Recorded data

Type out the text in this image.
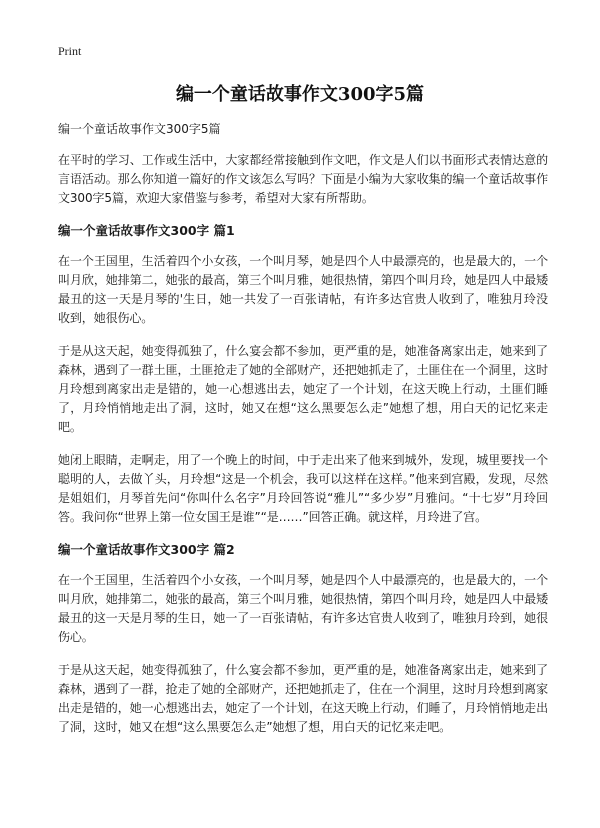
Print
编一个童话故事作文300字5篇
编一个童话故事作文300字5篇

在平时的学习、工作或生活中，大家都经常接触到作文吧，作文是人们以书面形式表情达意的言语活动。那么你知道一篇好的作文该怎么写吗？下面是小编为大家收集的编一个童话故事作文300字5篇，欢迎大家借鉴与参考，希望对大家有所帮助。

编一个童话故事作文300字 篇1

在一个王国里，生活着四个小女孩，一个叫月琴，她是四个人中最漂亮的，也是最大的，一个叫月欣，她排第二，她张的最高，第三个叫月雅，她很热情，第四个叫月玲，她是四人中最矮最丑的这一天是月琴的'生日，她一共发了一百张请帖，有许多达官贵人收到了，唯独月玲没收到，她很伤心。

于是从这天起，她变得孤独了，什么宴会都不参加，更严重的是，她准备离家出走，她来到了森林，遇到了一群土匪，土匪抢走了她的全部财产，还把她抓走了，土匪住在一个洞里，这时月玲想到离家出走是错的，她一心想逃出去，她定了一个计划，在这天晚上行动，土匪们睡了，月玲悄悄地走出了洞，这时，她又在想“这么黑要怎么走”她想了想，用白天的记忆来走吧。

她闭上眼睛，走啊走，用了一个晚上的时间，中于走出来了他来到城外，发现，城里要找一个聪明的人，去做丫头，月玲想“这是一个机会，我可以这样在这样。”他来到宫殿，发现，尽然是姐姐们，月琴首先问“你叫什么名字”月玲回答说“雅儿”“多少岁”月雅问。“十七岁”月玲回答。我问你“世界上第一位女国王是谁”“是……”回答正确。就这样，月玲进了宫。

编一个童话故事作文300字 篇2

在一个王国里，生活着四个小女孩，一个叫月琴，她是四个人中最漂亮的，也是最大的，一个叫月欣，她排第二，她张的最高，第三个叫月雅，她很热情，第四个叫月玲，她是四人中最矮最丑的这一天是月琴的生日，她一了一百张请帖，有许多达官贵人收到了，唯独月玲到，她很伤心。

于是从这天起，她变得孤独了，什么宴会都不参加，更严重的是，她准备离家出走，她来到了森林，遇到了一群，抢走了她的全部财产，还把她抓走了，住在一个洞里，这时月玲想到离家出走是错的，她一心想逃出去，她定了一个计划，在这天晚上行动，们睡了，月玲悄悄地走出了洞，这时，她又在想“这么黑要怎么走”她想了想，用白天的记忆来走吧。
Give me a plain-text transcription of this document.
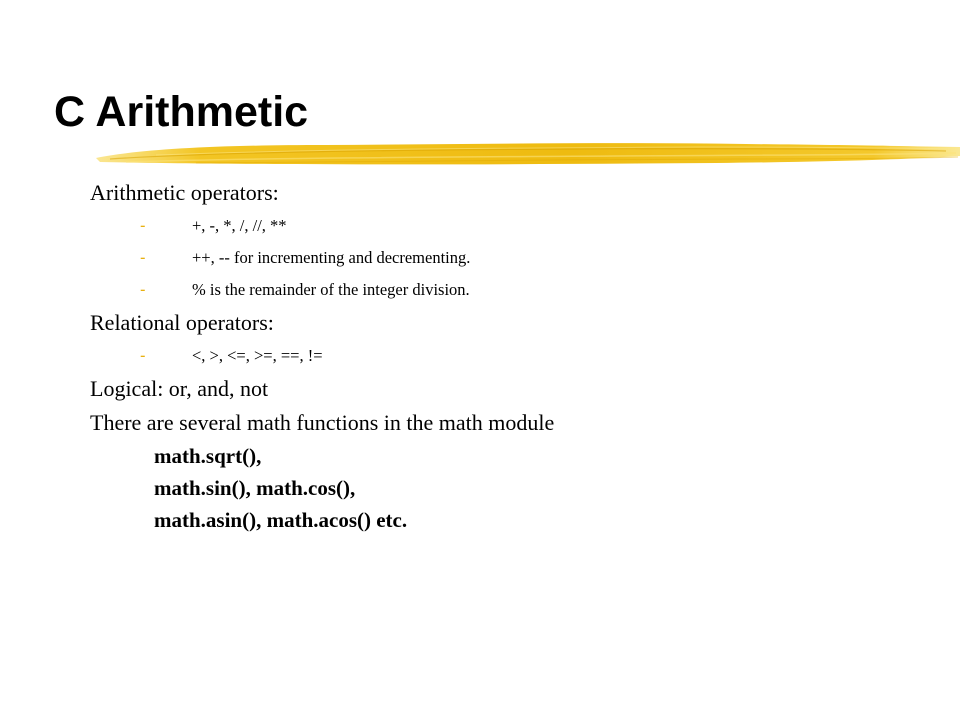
C Arithmetic
Arithmetic operators:
-	+, -, *, /, //, **
-	++, -- for incrementing and decrementing.
-	% is the remainder of the integer division.
Relational operators:
-	<, >, <=, >=, ==, !=
Logical: or, and, not
There are several math functions in the math module
math.sqrt(),
math.sin(), math.cos(),
math.asin(), math.acos() etc.
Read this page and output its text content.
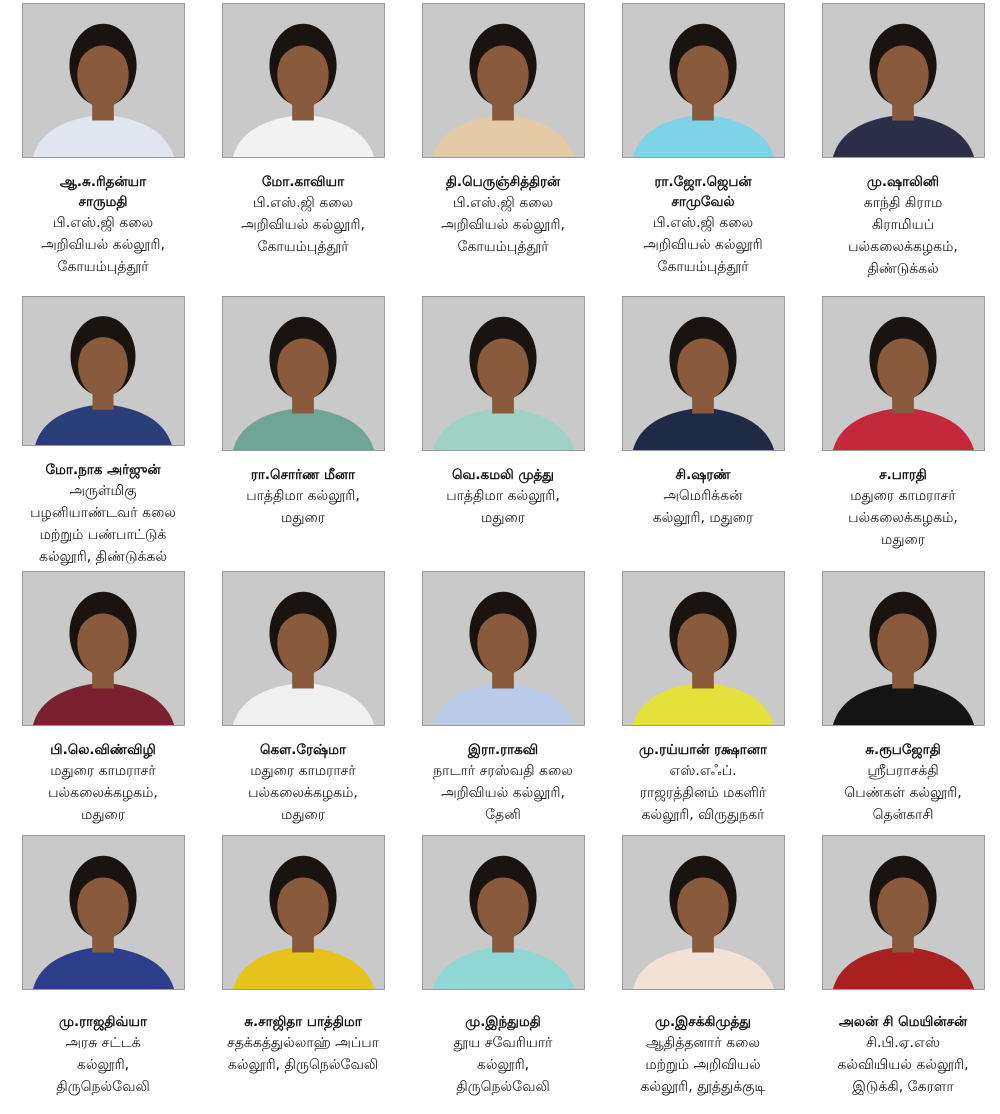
ஆ.சு.ரிதன்யா
சாருமதி
பி.எஸ்.ஜி கலை
அறிவியல் கல்லூரி,
கோயம்புத்தூர்
மோ.காவியா
பி.எஸ்.ஜி கலை
அறிவியல் கல்லூரி,
கோயம்புத்தூர்
தி.பெருஞ்சித்திரன்
பி.எஸ்.ஜி கலை
அறிவியல் கல்லூரி,
கோயம்புத்தூர்
ரா.ஜோ.ஜெபன்
சாமுவேல்
பி.எஸ்.ஜி கலை
அறிவியல் கல்லூரி
கோயம்புத்தூர்
மு.ஷாலினி
காந்தி கிராம
கிராமியப்
பல்கலைக்கழகம்,
திண்டுக்கல்
மோ.நாக அர்ஜுன்
அருள்மிகு
பழனியாண்டவர் கலை
மற்றும் பண்பாட்டுக்
கல்லூரி, திண்டுக்கல்
ரா.சொர்ண மீனா
பாத்திமா கல்லூரி,
மதுரை
வெ.கமலி முத்து
பாத்திமா கல்லூரி,
மதுரை
சி.ஷரண்
அமெரிக்கன்
கல்லூரி, மதுரை
ச.பாரதி
மதுரை காமராசர்
பல்கலைக்கழகம்,
மதுரை
பி.லெ.விண்விழி
மதுரை காமராசர்
பல்கலைக்கழகம்,
மதுரை
கௌ.ரேஷ்மா
மதுரை காமராசர்
பல்கலைக்கழகம்,
மதுரை
இரா.ராகவி
நாடார் சரஸ்வதி கலை
அறிவியல் கல்லூரி,
தேனி
மு.ரய்யான் ரக்ஷானா
எஸ்.எஃப்.
ராஜரத்தினம் மகளிர்
கல்லூரி, விருதுநகர்
சு.ரூபஜோதி
ஸ்ரீபராசக்தி
பெண்கள் கல்லூரி,
தென்காசி
மு.ராஜதிவ்யா
அரசு சட்டக்
கல்லூரி,
திருநெல்வேலி
சு.சாஜிதா பாத்திமா
சதக்கத்துல்லாஹ் அப்பா
கல்லூரி, திருநெல்வேலி
மு.இந்துமதி
தூய சவேரியார்
கல்லூரி,
திருநெல்வேலி
மு.இசக்கிமுத்து
ஆதித்தனார் கலை
மற்றும் அறிவியல்
கல்லூரி, தூத்துக்குடி
அலன் சி மெயின்சன்
சி.பி.ஏ.எஸ்
கல்வியியல் கல்லூரி,
இடுக்கி, கேரளா
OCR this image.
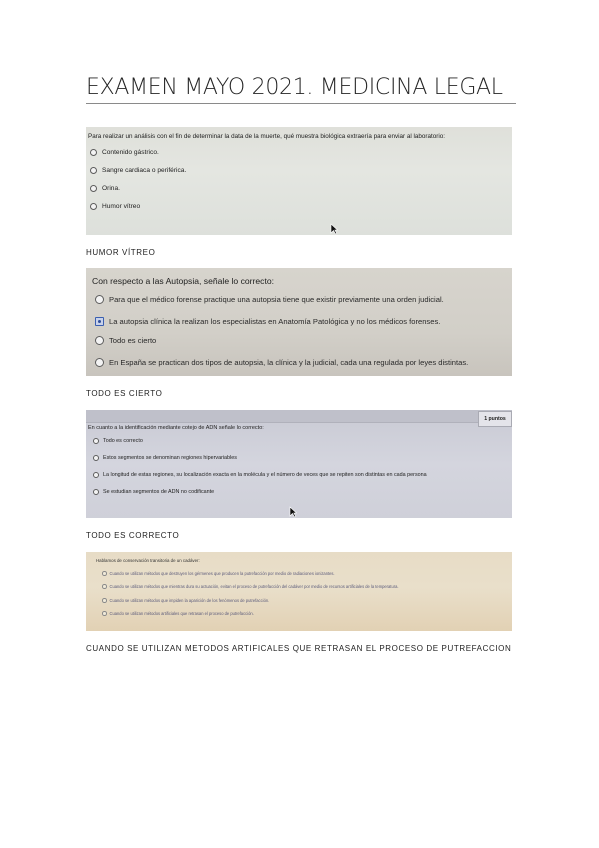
EXAMEN MAYO 2021. MEDICINA LEGAL
Para realizar un análisis con el fin de determinar la data de la muerte, qué muestra biológica extraería para enviar al laboratorio:
Contenido gástrico.
Sangre cardiaca o periférica.
Orina.
Humor vítreo
HUMOR VÍTREO
Con respecto a las Autopsia, señale lo correcto:
Para que el médico forense practique una autopsia tiene que existir previamente una orden judicial.
La autopsia clínica la realizan los especialistas en Anatomía Patológica y no los médicos forenses.
Todo es cierto
En España se practican dos tipos de autopsia, la clínica y la judicial, cada una regulada por leyes distintas.
TODO ES CIERTO
1 puntos
En cuanto a la identificación mediante cotejo de ADN señale lo correcto:
Todo es correcto
Estos segmentos se denominan regiones hipervariables
La longitud de estas regiones, su localización exacta en la molécula y el número de veces que se repiten son distintas en cada persona
Se estudian segmentos de ADN no codificante
TODO ES CORRECTO
Hablamos de conservación transitoria de un cadáver:
Cuando se utilizan métodos que destruyen los gérmenes que producen la putrefacción por medio de radiaciones ionizantes.
Cuando se utilizan métodos que mientras dura su actuación, evitan el proceso de putrefacción del cadáver por medio de recursos artificiales de la temperatura.
Cuando se utilizan métodos que impiden la aparición de los fenómenos de putrefacción.
Cuando se utilizan métodos artificiales que retrasan el proceso de putrefacción.
CUANDO SE UTILIZAN METODOS ARTIFICALES QUE RETRASAN EL PROCESO DE PUTREFACCION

Exercise prompt |
Each record above should come back exactly the same, only without its pictures.

Result of this exercise |
Type out the text in this image.
Print
编一个童话故事作文300字5篇
编一个童话故事作文300字5篇

在平时的学习、工作或生活中，大家都经常接触到作文吧，作文是人们以书面形式表情达意的言语活动。那么你知道一篇好的作文该怎么写吗？下面是小编为大家收集的编一个童话故事作文300字5篇，欢迎大家借鉴与参考，希望对大家有所帮助。

编一个童话故事作文300字 篇1

在一个王国里，生活着四个小女孩，一个叫月琴，她是四个人中最漂亮的，也是最大的，一个叫月欣，她排第二，她张的最高，第三个叫月雅，她很热情，第四个叫月玲，她是四人中最矮最丑的这一天是月琴的'生日，她一共发了一百张请帖，有许多达官贵人收到了，唯独月玲没收到，她很伤心。

于是从这天起，她变得孤独了，什么宴会都不参加，更严重的是，她准备离家出走，她来到了森林，遇到了一群土匪，土匪抢走了她的全部财产，还把她抓走了，土匪住在一个洞里，这时月玲想到离家出走是错的，她一心想逃出去，她定了一个计划，在这天晚上行动，土匪们睡了，月玲悄悄地走出了洞，这时，她又在想“这么黑要怎么走”她想了想，用白天的记忆来走吧。

她闭上眼睛，走啊走，用了一个晚上的时间，中于走出来了他来到城外，发现，城里要找一个聪明的人，去做丫头，月玲想“这是一个机会，我可以这样在这样。”他来到宫殿，发现，尽然是姐姐们，月琴首先问“你叫什么名字”月玲回答说“雅儿”“多少岁”月雅问。“十七岁”月玲回答。我问你“世界上第一位女国王是谁”“是……”回答正确。就这样，月玲进了宫。

编一个童话故事作文300字 篇2

在一个王国里，生活着四个小女孩，一个叫月琴，她是四个人中最漂亮的，也是最大的，一个叫月欣，她排第二，她张的最高，第三个叫月雅，她很热情，第四个叫月玲，她是四人中最矮最丑的这一天是月琴的生日，她一了一百张请帖，有许多达官贵人收到了，唯独月玲到，她很伤心。

于是从这天起，她变得孤独了，什么宴会都不参加，更严重的是，她准备离家出走，她来到了森林，遇到了一群，抢走了她的全部财产，还把她抓走了，住在一个洞里，这时月玲想到离家出走是错的，她一心想逃出去，她定了一个计划，在这天晚上行动，们睡了，月玲悄悄地走出了洞，这时，她又在想“这么黑要怎么走”她想了想，用白天的记忆来走吧。
Give me a plain-text transcription of this document.
C Arithmetic
Arithmetic operators:
-	+, -, *, /, //, **
-	++, -- for incrementing and decrementing.
-	% is the remainder of the integer division.
Relational operators:
-	<, >, <=, >=, ==, !=
Logical: or, and, not
There are several math functions in the math module
math.sqrt(),
math.sin(), math.cos(),
math.asin(), math.acos() etc.
Read this page and output its text content.
ஆ.சு.ரிதன்யா
சாருமதி
பி.எஸ்.ஜி கலை
அறிவியல் கல்லூரி,
கோயம்புத்தூர்
மோ.காவியா
பி.எஸ்.ஜி கலை
அறிவியல் கல்லூரி,
கோயம்புத்தூர்
தி.பெருஞ்சித்திரன்
பி.எஸ்.ஜி கலை
அறிவியல் கல்லூரி,
கோயம்புத்தூர்
ரா.ஜோ.ஜெபன்
சாமுவேல்
பி.எஸ்.ஜி கலை
அறிவியல் கல்லூரி
கோயம்புத்தூர்
மு.ஷாலினி
காந்தி கிராம
கிராமியப்
பல்கலைக்கழகம்,
திண்டுக்கல்
மோ.நாக அர்ஜுன்
அருள்மிகு
பழனியாண்டவர் கலை
மற்றும் பண்பாட்டுக்
கல்லூரி, திண்டுக்கல்
ரா.சொர்ண மீனா
பாத்திமா கல்லூரி,
மதுரை
வெ.கமலி முத்து
பாத்திமா கல்லூரி,
மதுரை
சி.ஷரண்
அமெரிக்கன்
கல்லூரி, மதுரை
ச.பாரதி
மதுரை காமராசர்
பல்கலைக்கழகம்,
மதுரை
பி.லெ.விண்விழி
மதுரை காமராசர்
பல்கலைக்கழகம்,
மதுரை
கௌ.ரேஷ்மா
மதுரை காமராசர்
பல்கலைக்கழகம்,
மதுரை
இரா.ராகவி
நாடார் சரஸ்வதி கலை
அறிவியல் கல்லூரி,
தேனி
மு.ரய்யான் ரக்ஷானா
எஸ்.எஃப்.
ராஜரத்தினம் மகளிர்
கல்லூரி, விருதுநகர்
சு.ரூபஜோதி
ஸ்ரீபராசக்தி
பெண்கள் கல்லூரி,
தென்காசி
மு.ராஜதிவ்யா
அரசு சட்டக்
கல்லூரி,
திருநெல்வேலி
சு.சாஜிதா பாத்திமா
சதக்கத்துல்லாஹ் அப்பா
கல்லூரி, திருநெல்வேலி
மு.இந்துமதி
தூய சவேரியார்
கல்லூரி,
திருநெல்வேலி
மு.இசக்கிமுத்து
ஆதித்தனார் கலை
மற்றும் அறிவியல்
கல்லூரி, தூத்துக்குடி
அலன் சி மெயின்சன்
சி.பி.ஏ.எஸ்
கல்வியியல் கல்லூரி,
இடுக்கி, கேரளா
OCR this image.
EXAMEN MAYO 2021. MEDICINA LEGAL
Para realizar un análisis con el fin de determinar la data de la muerte, qué muestra biológica extraería para enviar al laboratorio:
Contenido gástrico.
Sangre cardiaca o periférica.
Orina.
Humor vítreo
HUMOR VÍTREO
Con respecto a las Autopsia, señale lo correcto:
Para que el médico forense practique una autopsia tiene que existir previamente una orden judicial.
La autopsia clínica la realizan los especialistas en Anatomía Patológica y no los médicos forenses.
Todo es cierto
En España se practican dos tipos de autopsia, la clínica y la judicial, cada una regulada por leyes distintas.
TODO ES CIERTO
1 puntos
En cuanto a la identificación mediante cotejo de ADN señale lo correcto:
Todo es correcto
Estos segmentos se denominan regiones hipervariables
La longitud de estas regiones, su localización exacta en la molécula y el número de veces que se repiten son distintas en cada persona
Se estudian segmentos de ADN no codificante
TODO ES CORRECTO
Hablamos de conservación transitoria de un cadáver:
Cuando se utilizan métodos que destruyen los gérmenes que producen la putrefacción por medio de radiaciones ionizantes.
Cuando se utilizan métodos que mientras dura su actuación, evitan el proceso de putrefacción del cadáver por medio de recursos artificiales de la temperatura.
Cuando se utilizan métodos que impiden la aparición de los fenómenos de putrefacción.
Cuando se utilizan métodos artificiales que retrasan el proceso de putrefacción.
CUANDO SE UTILIZAN METODOS ARTIFICALES QUE RETRASAN EL PROCESO DE PUTREFACCION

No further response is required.